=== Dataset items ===
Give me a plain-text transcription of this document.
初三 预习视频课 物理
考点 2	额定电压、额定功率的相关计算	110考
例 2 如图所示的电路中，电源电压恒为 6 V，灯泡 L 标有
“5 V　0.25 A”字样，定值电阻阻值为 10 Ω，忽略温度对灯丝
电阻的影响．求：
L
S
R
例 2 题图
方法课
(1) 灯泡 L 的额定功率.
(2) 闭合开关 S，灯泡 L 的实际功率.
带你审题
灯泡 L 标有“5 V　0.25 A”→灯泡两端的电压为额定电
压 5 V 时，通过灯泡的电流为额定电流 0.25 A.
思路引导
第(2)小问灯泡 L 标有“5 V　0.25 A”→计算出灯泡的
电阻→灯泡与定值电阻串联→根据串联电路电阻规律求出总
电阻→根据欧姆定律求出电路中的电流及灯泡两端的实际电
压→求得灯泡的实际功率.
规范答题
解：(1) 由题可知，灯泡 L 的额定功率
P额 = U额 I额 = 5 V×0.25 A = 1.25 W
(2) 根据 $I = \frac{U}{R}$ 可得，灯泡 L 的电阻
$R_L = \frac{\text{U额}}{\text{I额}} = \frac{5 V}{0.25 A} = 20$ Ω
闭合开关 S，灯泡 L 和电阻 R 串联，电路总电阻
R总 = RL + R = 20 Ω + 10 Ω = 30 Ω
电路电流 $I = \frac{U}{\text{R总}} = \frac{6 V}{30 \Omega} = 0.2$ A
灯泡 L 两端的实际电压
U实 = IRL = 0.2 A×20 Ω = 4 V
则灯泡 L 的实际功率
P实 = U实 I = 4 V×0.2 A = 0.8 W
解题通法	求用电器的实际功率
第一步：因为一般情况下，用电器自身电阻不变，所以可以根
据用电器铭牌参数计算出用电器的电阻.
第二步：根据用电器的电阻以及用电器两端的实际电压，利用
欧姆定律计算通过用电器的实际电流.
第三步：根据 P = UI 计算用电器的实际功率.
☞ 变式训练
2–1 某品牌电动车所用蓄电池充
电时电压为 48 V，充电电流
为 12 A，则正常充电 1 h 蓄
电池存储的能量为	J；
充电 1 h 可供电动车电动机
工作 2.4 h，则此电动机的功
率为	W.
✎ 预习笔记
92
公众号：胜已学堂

=== DESCRIPTION OF THE TASK ===
The records above should all be quoted exactly, please.

=== CORRECT RESPONSE ===
Give me a plain-text transcription of this document.
初三 预习视频课 物理
考点 2	额定电压、额定功率的相关计算	110考
例 2 如图所示的电路中，电源电压恒为 6 V，灯泡 L 标有
“5 V　0.25 A”字样，定值电阻阻值为 10 Ω，忽略温度对灯丝
电阻的影响．求：
L
S
R
例 2 题图
方法课
(1) 灯泡 L 的额定功率.
(2) 闭合开关 S，灯泡 L 的实际功率.
带你审题
灯泡 L 标有“5 V　0.25 A”→灯泡两端的电压为额定电
压 5 V 时，通过灯泡的电流为额定电流 0.25 A.
思路引导
第(2)小问灯泡 L 标有“5 V　0.25 A”→计算出灯泡的
电阻→灯泡与定值电阻串联→根据串联电路电阻规律求出总
电阻→根据欧姆定律求出电路中的电流及灯泡两端的实际电
压→求得灯泡的实际功率.
规范答题
解：(1) 由题可知，灯泡 L 的额定功率
P额 = U额 I额 = 5 V×0.25 A = 1.25 W
(2) 根据 $I = \frac{U}{R}$ 可得，灯泡 L 的电阻
$R_L = \frac{\text{U额}}{\text{I额}} = \frac{5 V}{0.25 A} = 20$ Ω
闭合开关 S，灯泡 L 和电阻 R 串联，电路总电阻
R总 = RL + R = 20 Ω + 10 Ω = 30 Ω
电路电流 $I = \frac{U}{\text{R总}} = \frac{6 V}{30 \Omega} = 0.2$ A
灯泡 L 两端的实际电压
U实 = IRL = 0.2 A×20 Ω = 4 V
则灯泡 L 的实际功率
P实 = U实 I = 4 V×0.2 A = 0.8 W
解题通法	求用电器的实际功率
第一步：因为一般情况下，用电器自身电阻不变，所以可以根
据用电器铭牌参数计算出用电器的电阻.
第二步：根据用电器的电阻以及用电器两端的实际电压，利用
欧姆定律计算通过用电器的实际电流.
第三步：根据 P = UI 计算用电器的实际功率.
☞ 变式训练
2–1 某品牌电动车所用蓄电池充
电时电压为 48 V，充电电流
为 12 A，则正常充电 1 h 蓄
电池存储的能量为	J；
充电 1 h 可供电动车电动机
工作 2.4 h，则此电动机的功
率为	W.
✎ 预习笔记
92
公众号：胜已学堂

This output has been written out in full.